• [Extracted material]:
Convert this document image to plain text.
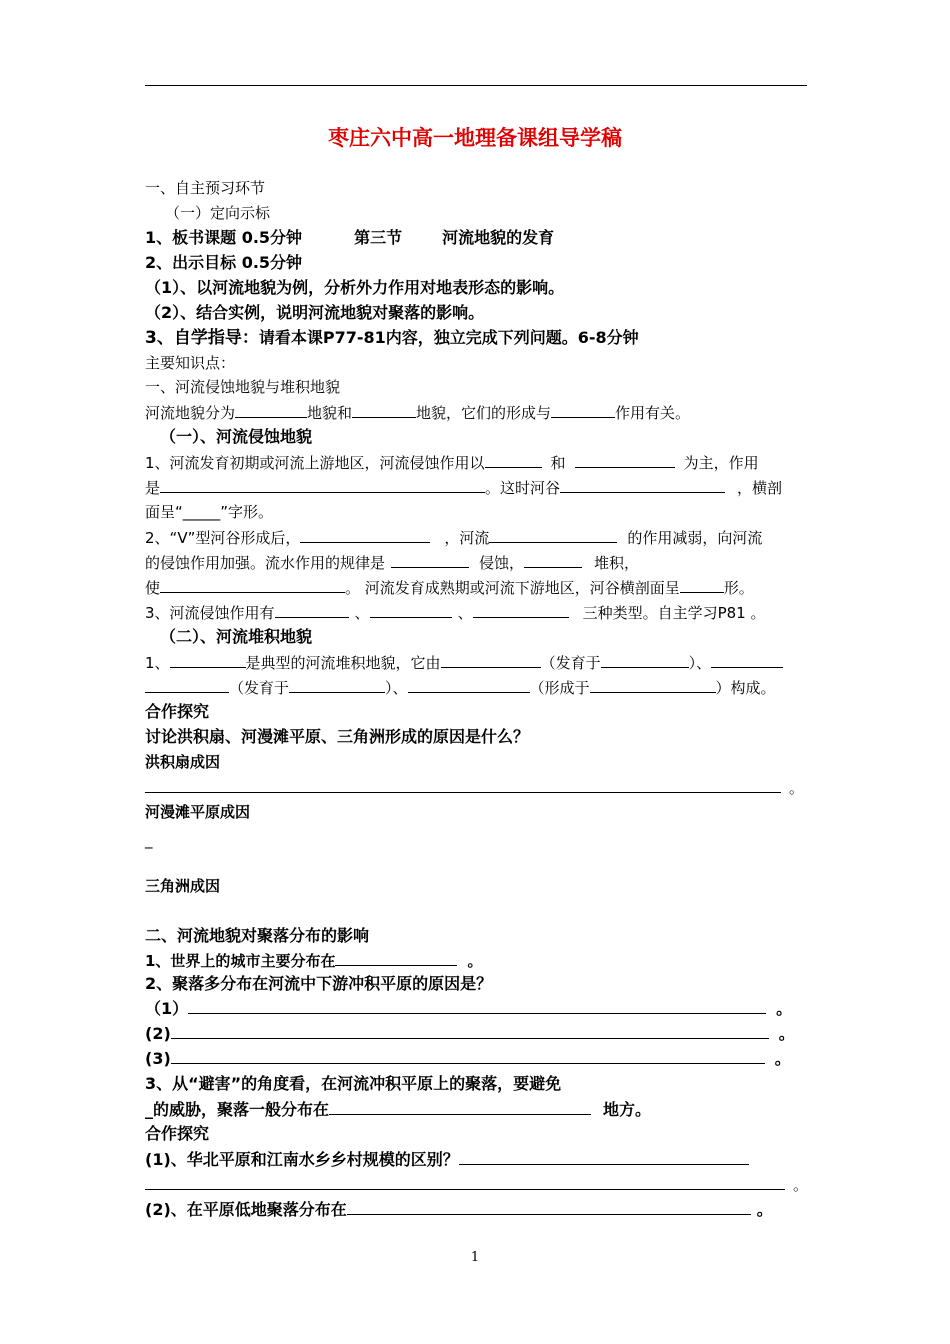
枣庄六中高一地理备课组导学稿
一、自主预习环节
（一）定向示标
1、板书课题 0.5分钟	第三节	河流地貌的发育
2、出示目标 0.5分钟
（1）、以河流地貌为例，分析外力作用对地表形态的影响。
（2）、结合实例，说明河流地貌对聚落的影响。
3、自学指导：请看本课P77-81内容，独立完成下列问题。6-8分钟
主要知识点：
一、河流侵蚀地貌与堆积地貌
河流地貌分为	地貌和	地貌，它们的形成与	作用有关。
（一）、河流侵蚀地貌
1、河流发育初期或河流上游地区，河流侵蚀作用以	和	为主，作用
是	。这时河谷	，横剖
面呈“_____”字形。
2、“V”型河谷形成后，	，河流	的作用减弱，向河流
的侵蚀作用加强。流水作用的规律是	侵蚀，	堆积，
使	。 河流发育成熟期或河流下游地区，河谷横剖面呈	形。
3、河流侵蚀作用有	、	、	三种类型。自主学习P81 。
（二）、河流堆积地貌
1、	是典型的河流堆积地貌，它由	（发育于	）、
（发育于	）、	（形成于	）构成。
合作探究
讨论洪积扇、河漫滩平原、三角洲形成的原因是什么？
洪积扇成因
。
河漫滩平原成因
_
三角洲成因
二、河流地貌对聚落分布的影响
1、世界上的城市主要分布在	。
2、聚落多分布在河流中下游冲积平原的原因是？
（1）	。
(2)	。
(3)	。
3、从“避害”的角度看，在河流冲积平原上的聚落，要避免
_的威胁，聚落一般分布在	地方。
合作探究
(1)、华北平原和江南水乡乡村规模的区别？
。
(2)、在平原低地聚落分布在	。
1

• [What is expected]: Write the listing above out again exactly, dropping each image.

• [Answer to this exercise]:
Convert this document image to plain text.
枣庄六中高一地理备课组导学稿
一、自主预习环节
（一）定向示标
1、板书课题 0.5分钟	第三节	河流地貌的发育
2、出示目标 0.5分钟
（1）、以河流地貌为例，分析外力作用对地表形态的影响。
（2）、结合实例，说明河流地貌对聚落的影响。
3、自学指导：请看本课P77-81内容，独立完成下列问题。6-8分钟
主要知识点：
一、河流侵蚀地貌与堆积地貌
河流地貌分为	地貌和	地貌，它们的形成与	作用有关。
（一）、河流侵蚀地貌
1、河流发育初期或河流上游地区，河流侵蚀作用以	和	为主，作用
是	。这时河谷	，横剖
面呈“_____”字形。
2、“V”型河谷形成后，	，河流	的作用减弱，向河流
的侵蚀作用加强。流水作用的规律是	侵蚀，	堆积，
使	。 河流发育成熟期或河流下游地区，河谷横剖面呈	形。
3、河流侵蚀作用有	、	、	三种类型。自主学习P81 。
（二）、河流堆积地貌
1、	是典型的河流堆积地貌，它由	（发育于	）、
（发育于	）、	（形成于	）构成。
合作探究
讨论洪积扇、河漫滩平原、三角洲形成的原因是什么？
洪积扇成因
。
河漫滩平原成因
_
三角洲成因
二、河流地貌对聚落分布的影响
1、世界上的城市主要分布在	。
2、聚落多分布在河流中下游冲积平原的原因是？
（1）	。
(2)	。
(3)	。
3、从“避害”的角度看，在河流冲积平原上的聚落，要避免
_的威胁，聚落一般分布在	地方。
合作探究
(1)、华北平原和江南水乡乡村规模的区别？
。
(2)、在平原低地聚落分布在	。
1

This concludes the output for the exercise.